The task: In your copy, include every line of the listing below exactly but none of the pictures.

────────────────

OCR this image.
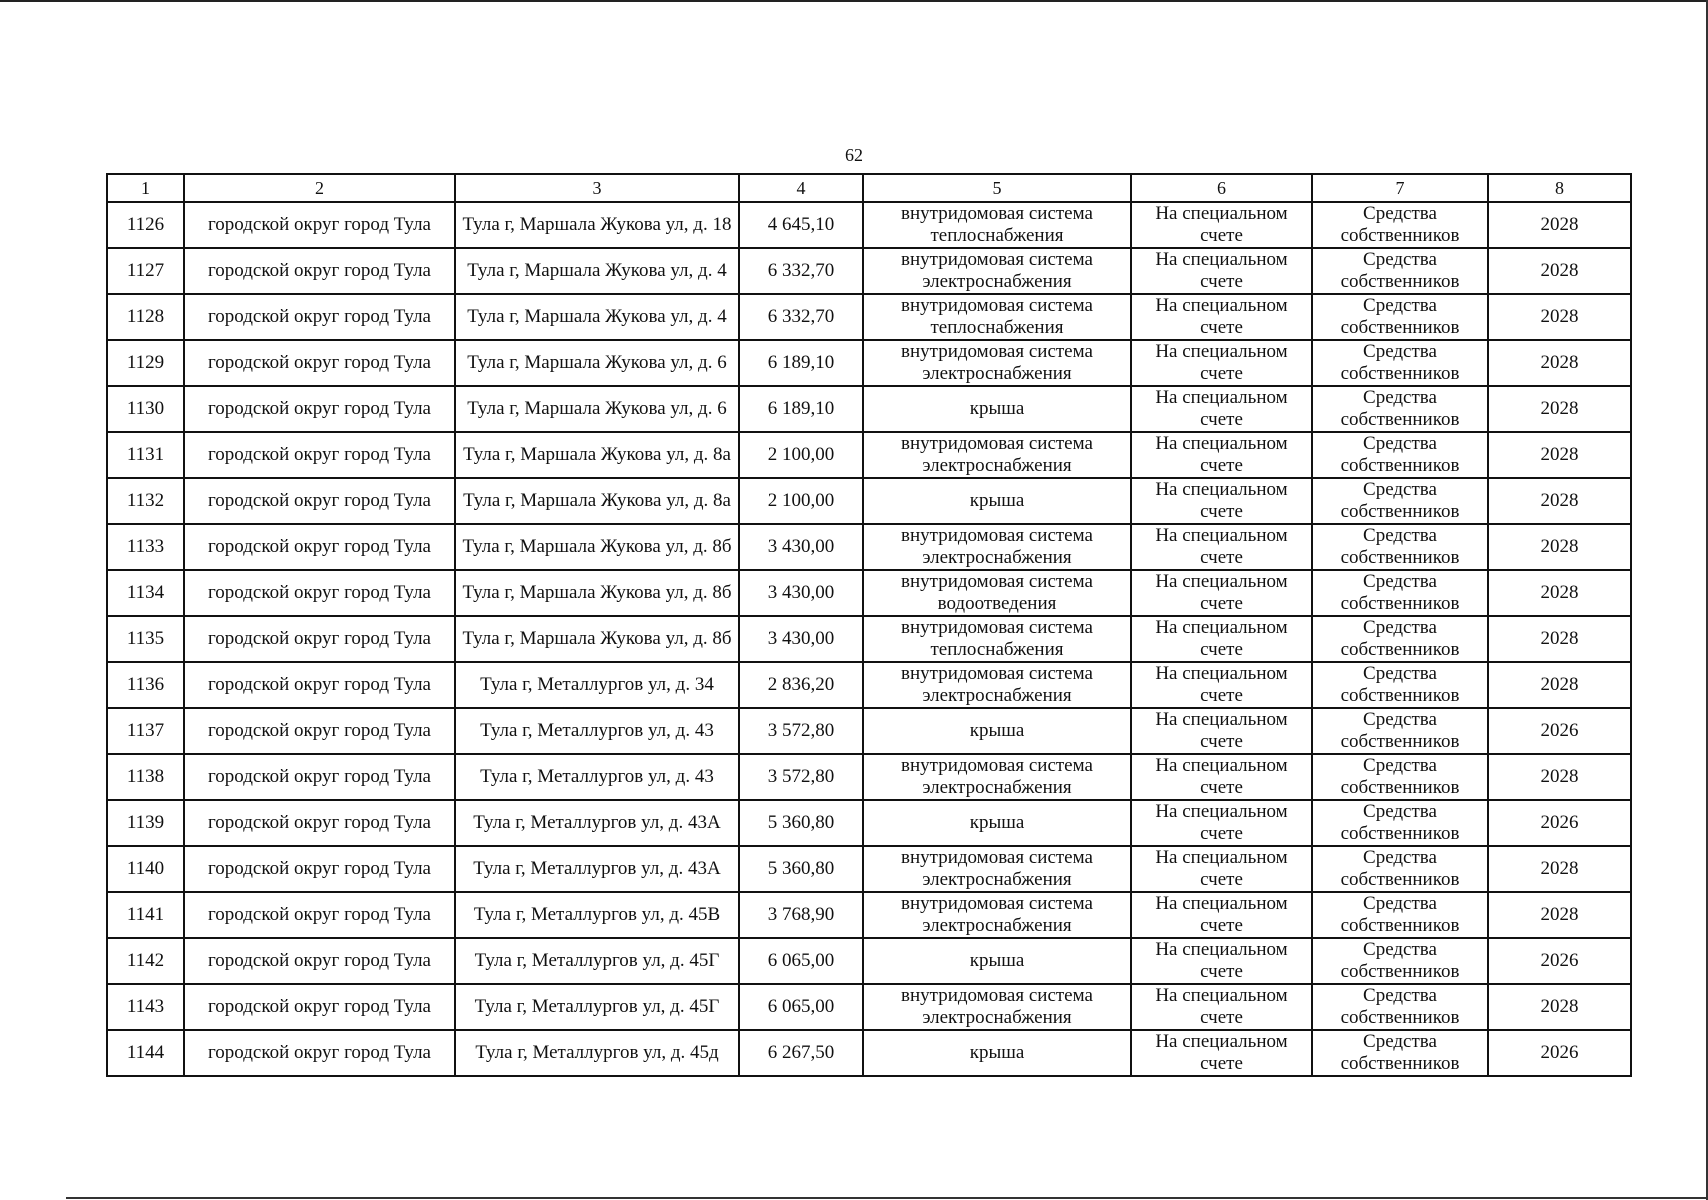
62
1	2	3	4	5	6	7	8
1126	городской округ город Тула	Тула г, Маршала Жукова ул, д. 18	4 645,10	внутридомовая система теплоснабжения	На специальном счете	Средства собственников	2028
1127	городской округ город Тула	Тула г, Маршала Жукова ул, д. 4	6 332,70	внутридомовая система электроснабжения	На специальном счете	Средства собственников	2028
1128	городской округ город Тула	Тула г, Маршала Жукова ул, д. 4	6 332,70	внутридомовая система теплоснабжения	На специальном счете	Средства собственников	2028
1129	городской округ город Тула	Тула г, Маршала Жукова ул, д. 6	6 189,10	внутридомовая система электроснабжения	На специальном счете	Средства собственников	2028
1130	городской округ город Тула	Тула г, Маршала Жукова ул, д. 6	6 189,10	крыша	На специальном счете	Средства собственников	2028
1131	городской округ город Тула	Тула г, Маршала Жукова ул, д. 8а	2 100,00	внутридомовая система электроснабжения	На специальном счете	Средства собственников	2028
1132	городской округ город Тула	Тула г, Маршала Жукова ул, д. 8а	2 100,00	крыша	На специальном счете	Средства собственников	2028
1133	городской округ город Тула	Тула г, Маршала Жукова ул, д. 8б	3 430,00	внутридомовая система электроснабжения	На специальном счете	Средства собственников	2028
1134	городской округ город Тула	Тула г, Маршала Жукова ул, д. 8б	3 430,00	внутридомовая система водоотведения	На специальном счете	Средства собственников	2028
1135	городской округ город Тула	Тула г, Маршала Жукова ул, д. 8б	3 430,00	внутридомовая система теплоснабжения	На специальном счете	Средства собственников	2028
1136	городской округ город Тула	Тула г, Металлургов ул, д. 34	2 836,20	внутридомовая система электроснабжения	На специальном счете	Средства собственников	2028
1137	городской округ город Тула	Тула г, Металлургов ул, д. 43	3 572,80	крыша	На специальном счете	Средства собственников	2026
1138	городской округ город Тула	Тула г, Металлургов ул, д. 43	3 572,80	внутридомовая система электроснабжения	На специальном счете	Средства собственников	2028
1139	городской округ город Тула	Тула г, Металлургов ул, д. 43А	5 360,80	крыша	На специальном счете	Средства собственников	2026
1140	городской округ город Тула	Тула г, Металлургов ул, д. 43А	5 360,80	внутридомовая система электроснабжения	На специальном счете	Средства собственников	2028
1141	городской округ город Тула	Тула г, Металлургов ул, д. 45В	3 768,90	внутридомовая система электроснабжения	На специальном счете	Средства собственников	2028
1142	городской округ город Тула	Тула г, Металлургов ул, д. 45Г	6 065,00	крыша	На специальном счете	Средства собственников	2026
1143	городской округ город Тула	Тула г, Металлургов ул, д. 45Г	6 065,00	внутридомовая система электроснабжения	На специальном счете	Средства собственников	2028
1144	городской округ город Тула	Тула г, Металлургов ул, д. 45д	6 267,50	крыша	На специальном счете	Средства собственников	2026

────────────────

Answer in full:
OCR this image.
62
1	2	3	4	5	6	7	8
1126	городской округ город Тула	Тула г, Маршала Жукова ул, д. 18	4 645,10	внутридомовая система теплоснабжения	На специальном счете	Средства собственников	2028
1127	городской округ город Тула	Тула г, Маршала Жукова ул, д. 4	6 332,70	внутридомовая система электроснабжения	На специальном счете	Средства собственников	2028
1128	городской округ город Тула	Тула г, Маршала Жукова ул, д. 4	6 332,70	внутридомовая система теплоснабжения	На специальном счете	Средства собственников	2028
1129	городской округ город Тула	Тула г, Маршала Жукова ул, д. 6	6 189,10	внутридомовая система электроснабжения	На специальном счете	Средства собственников	2028
1130	городской округ город Тула	Тула г, Маршала Жукова ул, д. 6	6 189,10	крыша	На специальном счете	Средства собственников	2028
1131	городской округ город Тула	Тула г, Маршала Жукова ул, д. 8а	2 100,00	внутридомовая система электроснабжения	На специальном счете	Средства собственников	2028
1132	городской округ город Тула	Тула г, Маршала Жукова ул, д. 8а	2 100,00	крыша	На специальном счете	Средства собственников	2028
1133	городской округ город Тула	Тула г, Маршала Жукова ул, д. 8б	3 430,00	внутридомовая система электроснабжения	На специальном счете	Средства собственников	2028
1134	городской округ город Тула	Тула г, Маршала Жукова ул, д. 8б	3 430,00	внутридомовая система водоотведения	На специальном счете	Средства собственников	2028
1135	городской округ город Тула	Тула г, Маршала Жукова ул, д. 8б	3 430,00	внутридомовая система теплоснабжения	На специальном счете	Средства собственников	2028
1136	городской округ город Тула	Тула г, Металлургов ул, д. 34	2 836,20	внутридомовая система электроснабжения	На специальном счете	Средства собственников	2028
1137	городской округ город Тула	Тула г, Металлургов ул, д. 43	3 572,80	крыша	На специальном счете	Средства собственников	2026
1138	городской округ город Тула	Тула г, Металлургов ул, д. 43	3 572,80	внутридомовая система электроснабжения	На специальном счете	Средства собственников	2028
1139	городской округ город Тула	Тула г, Металлургов ул, д. 43А	5 360,80	крыша	На специальном счете	Средства собственников	2026
1140	городской округ город Тула	Тула г, Металлургов ул, д. 43А	5 360,80	внутридомовая система электроснабжения	На специальном счете	Средства собственников	2028
1141	городской округ город Тула	Тула г, Металлургов ул, д. 45В	3 768,90	внутридомовая система электроснабжения	На специальном счете	Средства собственников	2028
1142	городской округ город Тула	Тула г, Металлургов ул, д. 45Г	6 065,00	крыша	На специальном счете	Средства собственников	2026
1143	городской округ город Тула	Тула г, Металлургов ул, д. 45Г	6 065,00	внутридомовая система электроснабжения	На специальном счете	Средства собственников	2028
1144	городской округ город Тула	Тула г, Металлургов ул, д. 45д	6 267,50	крыша	На специальном счете	Средства собственников	2026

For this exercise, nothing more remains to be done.